### The exercise
Return all the entries exactly, keeping pictures out.

### Record excerpts
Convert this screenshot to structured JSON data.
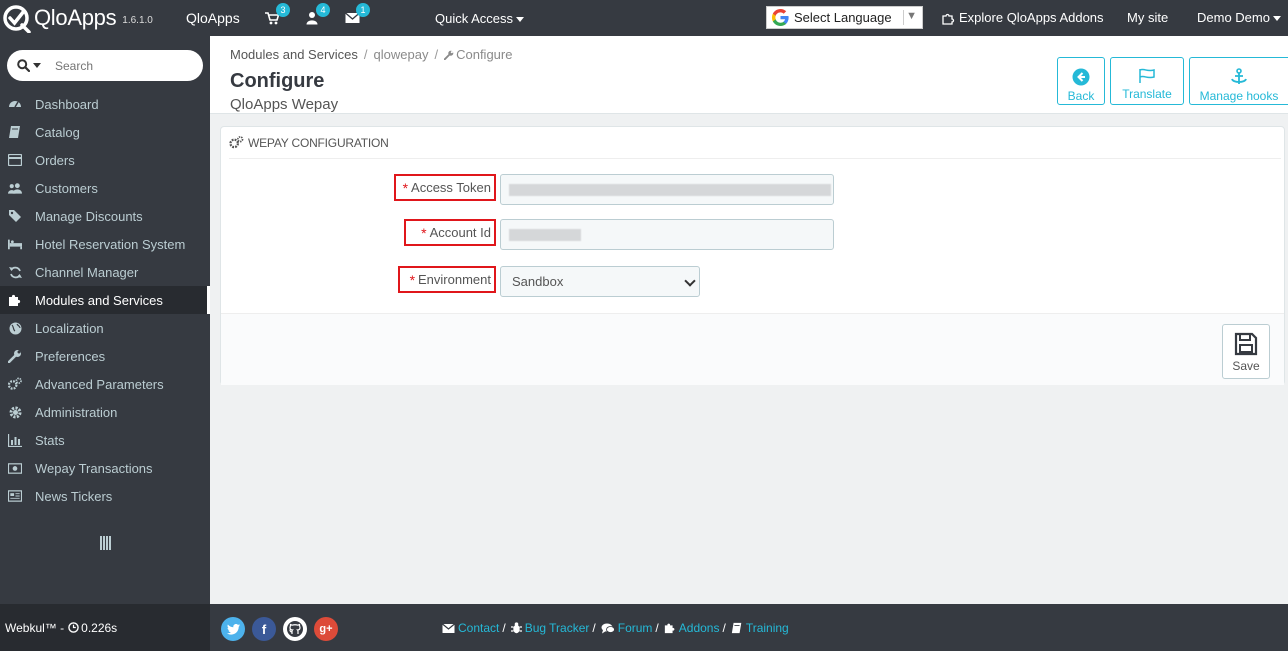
{
  "topbar": {
    "logo_text": "QloApps",
    "version": "1.6.1.0",
    "shop_name": "QloApps",
    "notifications": [
      {
        "icon": "cart-icon",
        "count": "3"
      },
      {
        "icon": "user-icon",
        "count": "4"
      },
      {
        "icon": "envelope-icon",
        "count": "1"
      }
    ],
    "quick_access": "Quick Access",
    "language_select": "Select Language",
    "explore_addons": "Explore QloApps Addons",
    "my_site": "My site",
    "employee": "Demo Demo"
  },
  "sidebar": {
    "search_placeholder": "Search",
    "items": [
      {
        "label": "Dashboard",
        "icon": "dashboard-icon"
      },
      {
        "label": "Catalog",
        "icon": "book-icon"
      },
      {
        "label": "Orders",
        "icon": "credit-card-icon"
      },
      {
        "label": "Customers",
        "icon": "users-icon"
      },
      {
        "label": "Manage Discounts",
        "icon": "tags-icon"
      },
      {
        "label": "Hotel Reservation System",
        "icon": "bed-icon"
      },
      {
        "label": "Channel Manager",
        "icon": "refresh-icon"
      },
      {
        "label": "Modules and Services",
        "icon": "puzzle-icon",
        "active": true
      },
      {
        "label": "Localization",
        "icon": "globe-icon"
      },
      {
        "label": "Preferences",
        "icon": "wrench-icon"
      },
      {
        "label": "Advanced Parameters",
        "icon": "cogs-icon"
      },
      {
        "label": "Administration",
        "icon": "cog-icon"
      },
      {
        "label": "Stats",
        "icon": "bar-chart-icon"
      },
      {
        "label": "Wepay Transactions",
        "icon": "money-icon"
      },
      {
        "label": "News Tickers",
        "icon": "newspaper-icon"
      }
    ]
  },
  "header": {
    "breadcrumb": [
      "Modules and Services",
      "qlowepay",
      "Configure"
    ],
    "title": "Configure",
    "subtitle": "QloApps Wepay",
    "toolbar": {
      "back": "Back",
      "translate": "Translate",
      "manage_hooks": "Manage hooks"
    }
  },
  "panel": {
    "heading": "WEPAY CONFIGURATION",
    "fields": {
      "access_token_label": "Access Token",
      "account_id_label": "Account Id",
      "environment_label": "Environment",
      "environment_value": "Sandbox",
      "required_mark": "*"
    },
    "save": "Save"
  },
  "footer": {
    "brand": "Webkul™ -",
    "load_time": "0.226s",
    "links": [
      "Contact",
      "Bug Tracker",
      "Forum",
      "Addons",
      "Training"
    ]
  },
  "colors": {
    "topbar": "#363a41",
    "accent": "#25b9d7",
    "required": "#e0161b",
    "twitter": "#4db2ec",
    "facebook": "#3b5998",
    "github": "#363a41",
    "google": "#dd4b39"
  }
}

### Complete answer
Convert this screenshot to structured JSON data.
{
  "topbar": {
    "logo_text": "QloApps",
    "version": "1.6.1.0",
    "shop_name": "QloApps",
    "notifications": [
      {
        "icon": "cart-icon",
        "count": "3"
      },
      {
        "icon": "user-icon",
        "count": "4"
      },
      {
        "icon": "envelope-icon",
        "count": "1"
      }
    ],
    "quick_access": "Quick Access",
    "language_select": "Select Language",
    "explore_addons": "Explore QloApps Addons",
    "my_site": "My site",
    "employee": "Demo Demo"
  },
  "sidebar": {
    "search_placeholder": "Search",
    "items": [
      {
        "label": "Dashboard",
        "icon": "dashboard-icon"
      },
      {
        "label": "Catalog",
        "icon": "book-icon"
      },
      {
        "label": "Orders",
        "icon": "credit-card-icon"
      },
      {
        "label": "Customers",
        "icon": "users-icon"
      },
      {
        "label": "Manage Discounts",
        "icon": "tags-icon"
      },
      {
        "label": "Hotel Reservation System",
        "icon": "bed-icon"
      },
      {
        "label": "Channel Manager",
        "icon": "refresh-icon"
      },
      {
        "label": "Modules and Services",
        "icon": "puzzle-icon",
        "active": true
      },
      {
        "label": "Localization",
        "icon": "globe-icon"
      },
      {
        "label": "Preferences",
        "icon": "wrench-icon"
      },
      {
        "label": "Advanced Parameters",
        "icon": "cogs-icon"
      },
      {
        "label": "Administration",
        "icon": "cog-icon"
      },
      {
        "label": "Stats",
        "icon": "bar-chart-icon"
      },
      {
        "label": "Wepay Transactions",
        "icon": "money-icon"
      },
      {
        "label": "News Tickers",
        "icon": "newspaper-icon"
      }
    ]
  },
  "header": {
    "breadcrumb": [
      "Modules and Services",
      "qlowepay",
      "Configure"
    ],
    "title": "Configure",
    "subtitle": "QloApps Wepay",
    "toolbar": {
      "back": "Back",
      "translate": "Translate",
      "manage_hooks": "Manage hooks"
    }
  },
  "panel": {
    "heading": "WEPAY CONFIGURATION",
    "fields": {
      "access_token_label": "Access Token",
      "account_id_label": "Account Id",
      "environment_label": "Environment",
      "environment_value": "Sandbox",
      "required_mark": "*"
    },
    "save": "Save"
  },
  "footer": {
    "brand": "Webkul™ -",
    "load_time": "0.226s",
    "links": [
      "Contact",
      "Bug Tracker",
      "Forum",
      "Addons",
      "Training"
    ]
  },
  "colors": {
    "topbar": "#363a41",
    "accent": "#25b9d7",
    "required": "#e0161b",
    "twitter": "#4db2ec",
    "facebook": "#3b5998",
    "github": "#363a41",
    "google": "#dd4b39"
  }
}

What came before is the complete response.